Print all of the data exactly.

▶ _Available data_:
=====
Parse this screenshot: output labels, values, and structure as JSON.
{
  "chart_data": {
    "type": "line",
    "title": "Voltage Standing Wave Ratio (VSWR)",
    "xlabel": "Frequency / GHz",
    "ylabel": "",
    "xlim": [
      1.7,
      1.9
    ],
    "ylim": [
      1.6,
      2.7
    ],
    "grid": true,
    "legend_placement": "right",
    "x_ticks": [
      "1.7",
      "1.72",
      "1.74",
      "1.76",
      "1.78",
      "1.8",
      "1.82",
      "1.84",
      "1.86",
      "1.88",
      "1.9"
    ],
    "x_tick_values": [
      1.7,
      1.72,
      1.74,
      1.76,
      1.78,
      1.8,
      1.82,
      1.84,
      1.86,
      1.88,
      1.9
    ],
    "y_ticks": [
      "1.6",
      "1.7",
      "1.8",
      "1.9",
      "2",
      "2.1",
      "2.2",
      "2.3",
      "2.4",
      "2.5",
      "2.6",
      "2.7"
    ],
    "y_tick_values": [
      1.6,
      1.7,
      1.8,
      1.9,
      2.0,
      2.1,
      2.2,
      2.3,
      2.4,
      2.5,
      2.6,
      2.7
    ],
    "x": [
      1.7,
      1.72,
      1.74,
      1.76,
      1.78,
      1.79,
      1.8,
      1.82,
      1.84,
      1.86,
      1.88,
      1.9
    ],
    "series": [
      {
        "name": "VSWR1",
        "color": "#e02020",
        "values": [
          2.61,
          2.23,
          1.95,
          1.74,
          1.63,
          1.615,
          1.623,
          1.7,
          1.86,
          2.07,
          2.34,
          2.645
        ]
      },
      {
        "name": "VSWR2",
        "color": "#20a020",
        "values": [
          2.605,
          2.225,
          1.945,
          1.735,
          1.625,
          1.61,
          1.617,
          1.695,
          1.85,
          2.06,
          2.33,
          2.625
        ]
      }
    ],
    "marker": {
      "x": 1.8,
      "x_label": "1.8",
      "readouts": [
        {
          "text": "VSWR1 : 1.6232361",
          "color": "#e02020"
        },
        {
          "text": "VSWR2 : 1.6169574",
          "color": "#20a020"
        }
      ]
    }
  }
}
=====
▶ _Response to this task_:
Parse this screenshot: output labels, values, and structure as JSON.
{
  "chart_data": {
    "type": "line",
    "title": "Voltage Standing Wave Ratio (VSWR)",
    "xlabel": "Frequency / GHz",
    "ylabel": "",
    "xlim": [
      1.7,
      1.9
    ],
    "ylim": [
      1.6,
      2.7
    ],
    "grid": true,
    "legend_placement": "right",
    "x_ticks": [
      "1.7",
      "1.72",
      "1.74",
      "1.76",
      "1.78",
      "1.8",
      "1.82",
      "1.84",
      "1.86",
      "1.88",
      "1.9"
    ],
    "x_tick_values": [
      1.7,
      1.72,
      1.74,
      1.76,
      1.78,
      1.8,
      1.82,
      1.84,
      1.86,
      1.88,
      1.9
    ],
    "y_ticks": [
      "1.6",
      "1.7",
      "1.8",
      "1.9",
      "2",
      "2.1",
      "2.2",
      "2.3",
      "2.4",
      "2.5",
      "2.6",
      "2.7"
    ],
    "y_tick_values": [
      1.6,
      1.7,
      1.8,
      1.9,
      2.0,
      2.1,
      2.2,
      2.3,
      2.4,
      2.5,
      2.6,
      2.7
    ],
    "x": [
      1.7,
      1.72,
      1.74,
      1.76,
      1.78,
      1.79,
      1.8,
      1.82,
      1.84,
      1.86,
      1.88,
      1.9
    ],
    "series": [
      {
        "name": "VSWR1",
        "color": "#e02020",
        "values": [
          2.61,
          2.23,
          1.95,
          1.74,
          1.63,
          1.615,
          1.623,
          1.7,
          1.86,
          2.07,
          2.34,
          2.645
        ]
      },
      {
        "name": "VSWR2",
        "color": "#20a020",
        "values": [
          2.605,
          2.225,
          1.945,
          1.735,
          1.625,
          1.61,
          1.617,
          1.695,
          1.85,
          2.06,
          2.33,
          2.625
        ]
      }
    ],
    "marker": {
      "x": 1.8,
      "x_label": "1.8",
      "readouts": [
        {
          "text": "VSWR1 : 1.6232361",
          "color": "#e02020"
        },
        {
          "text": "VSWR2 : 1.6169574",
          "color": "#20a020"
        }
      ]
    }
  }
}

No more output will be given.